Dataset:
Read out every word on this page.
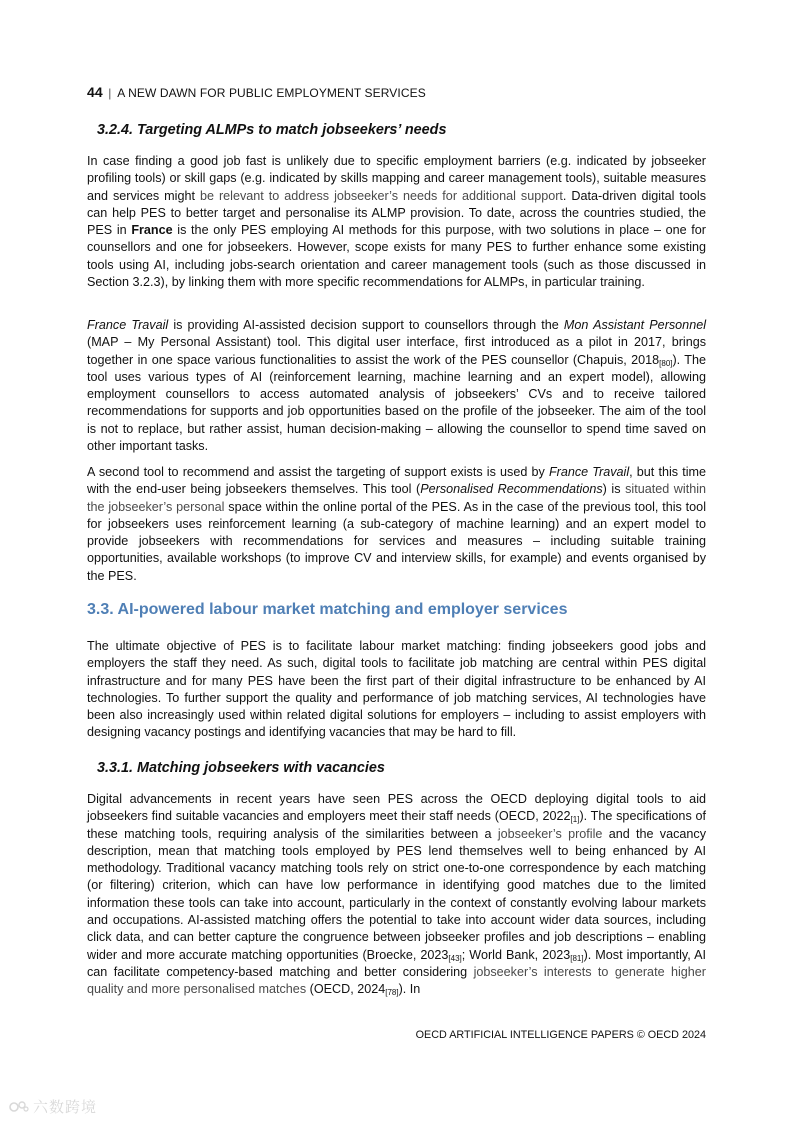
44 | A NEW DAWN FOR PUBLIC EMPLOYMENT SERVICES
3.2.4. Targeting ALMPs to match jobseekers’ needs

In case finding a good job fast is unlikely due to specific employment barriers (e.g. indicated by jobseeker profiling tools) or skill gaps (e.g. indicated by skills mapping and career management tools), suitable measures and services might be relevant to address jobseeker’s needs for additional support. Data-driven digital tools can help PES to better target and personalise its ALMP provision. To date, across the countries studied, the PES in France is the only PES employing AI methods for this purpose, with two solutions in place – one for counsellors and one for jobseekers. However, scope exists for many PES to further enhance some existing tools using AI, including jobs-search orientation and career management tools (such as those discussed in Section 3.2.3), by linking them with more specific recommendations for ALMPs, in particular training.

France Travail is providing AI-assisted decision support to counsellors through the Mon Assistant Personnel (MAP – My Personal Assistant) tool. This digital user interface, first introduced as a pilot in 2017, brings together in one space various functionalities to assist the work of the PES counsellor (Chapuis, $2018_{[80]}$). The tool uses various types of AI (reinforcement learning, machine learning and an expert model), allowing employment counsellors to access automated analysis of jobseekers’ CVs and to receive tailored recommendations for supports and job opportunities based on the profile of the jobseeker. The aim of the tool is not to replace, but rather assist, human decision-making – allowing the counsellor to spend time saved on other important tasks.

A second tool to recommend and assist the targeting of support exists is used by France Travail, but this time with the end-user being jobseekers themselves. This tool (Personalised Recommendations) is situated within the jobseeker’s personal space within the online portal of the PES. As in the case of the previous tool, this tool for jobseekers uses reinforcement learning (a sub-category of machine learning) and an expert model to provide jobseekers with recommendations for services and measures – including suitable training opportunities, available workshops (to improve CV and interview skills, for example) and events organised by the PES.

3.3. AI-powered labour market matching and employer services

The ultimate objective of PES is to facilitate labour market matching: finding jobseekers good jobs and employers the staff they need. As such, digital tools to facilitate job matching are central within PES digital infrastructure and for many PES have been the first part of their digital infrastructure to be enhanced by AI technologies. To further support the quality and performance of job matching services, AI technologies have been also increasingly used within related digital solutions for employers – including to assist employers with designing vacancy postings and identifying vacancies that may be hard to fill.

3.3.1. Matching jobseekers with vacancies

Digital advancements in recent years have seen PES across the OECD deploying digital tools to aid jobseekers find suitable vacancies and employers meet their staff needs (OECD, $2022_{[1]}$). The specifications of these matching tools, requiring analysis of the similarities between a jobseeker’s profile and the vacancy description, mean that matching tools employed by PES lend themselves well to being enhanced by AI methodology. Traditional vacancy matching tools rely on strict one-to-one correspondence by each matching (or filtering) criterion, which can have low performance in identifying good matches due to the limited information these tools can take into account, particularly in the context of constantly evolving labour markets and occupations. AI-assisted matching offers the potential to take into account wider data sources, including click data, and can better capture the congruence between jobseeker profiles and job descriptions – enabling wider and more accurate matching opportunities (Broecke, $2023_{[43]}$; World Bank, $2023_{[81]}$). Most importantly, AI can facilitate competency-based matching and better considering jobseeker’s interests to generate higher quality and more personalised matches (OECD, $2024_{[78]}$). In

OECD ARTIFICIAL INTELLIGENCE PAPERS © OECD 2024
六数跨境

What the exercise asks:
Repeat the records above exactly, leaving out the pictures.

Solution:
Read out every word on this page.
44 | A NEW DAWN FOR PUBLIC EMPLOYMENT SERVICES
3.2.4. Targeting ALMPs to match jobseekers’ needs

In case finding a good job fast is unlikely due to specific employment barriers (e.g. indicated by jobseeker profiling tools) or skill gaps (e.g. indicated by skills mapping and career management tools), suitable measures and services might be relevant to address jobseeker’s needs for additional support. Data-driven digital tools can help PES to better target and personalise its ALMP provision. To date, across the countries studied, the PES in France is the only PES employing AI methods for this purpose, with two solutions in place – one for counsellors and one for jobseekers. However, scope exists for many PES to further enhance some existing tools using AI, including jobs-search orientation and career management tools (such as those discussed in Section 3.2.3), by linking them with more specific recommendations for ALMPs, in particular training.

France Travail is providing AI-assisted decision support to counsellors through the Mon Assistant Personnel (MAP – My Personal Assistant) tool. This digital user interface, first introduced as a pilot in 2017, brings together in one space various functionalities to assist the work of the PES counsellor (Chapuis, $2018_{[80]}$). The tool uses various types of AI (reinforcement learning, machine learning and an expert model), allowing employment counsellors to access automated analysis of jobseekers’ CVs and to receive tailored recommendations for supports and job opportunities based on the profile of the jobseeker. The aim of the tool is not to replace, but rather assist, human decision-making – allowing the counsellor to spend time saved on other important tasks.

A second tool to recommend and assist the targeting of support exists is used by France Travail, but this time with the end-user being jobseekers themselves. This tool (Personalised Recommendations) is situated within the jobseeker’s personal space within the online portal of the PES. As in the case of the previous tool, this tool for jobseekers uses reinforcement learning (a sub-category of machine learning) and an expert model to provide jobseekers with recommendations for services and measures – including suitable training opportunities, available workshops (to improve CV and interview skills, for example) and events organised by the PES.

3.3. AI-powered labour market matching and employer services

The ultimate objective of PES is to facilitate labour market matching: finding jobseekers good jobs and employers the staff they need. As such, digital tools to facilitate job matching are central within PES digital infrastructure and for many PES have been the first part of their digital infrastructure to be enhanced by AI technologies. To further support the quality and performance of job matching services, AI technologies have been also increasingly used within related digital solutions for employers – including to assist employers with designing vacancy postings and identifying vacancies that may be hard to fill.

3.3.1. Matching jobseekers with vacancies

Digital advancements in recent years have seen PES across the OECD deploying digital tools to aid jobseekers find suitable vacancies and employers meet their staff needs (OECD, $2022_{[1]}$). The specifications of these matching tools, requiring analysis of the similarities between a jobseeker’s profile and the vacancy description, mean that matching tools employed by PES lend themselves well to being enhanced by AI methodology. Traditional vacancy matching tools rely on strict one-to-one correspondence by each matching (or filtering) criterion, which can have low performance in identifying good matches due to the limited information these tools can take into account, particularly in the context of constantly evolving labour markets and occupations. AI-assisted matching offers the potential to take into account wider data sources, including click data, and can better capture the congruence between jobseeker profiles and job descriptions – enabling wider and more accurate matching opportunities (Broecke, $2023_{[43]}$; World Bank, $2023_{[81]}$). Most importantly, AI can facilitate competency-based matching and better considering jobseeker’s interests to generate higher quality and more personalised matches (OECD, $2024_{[78]}$). In

OECD ARTIFICIAL INTELLIGENCE PAPERS © OECD 2024
六数跨境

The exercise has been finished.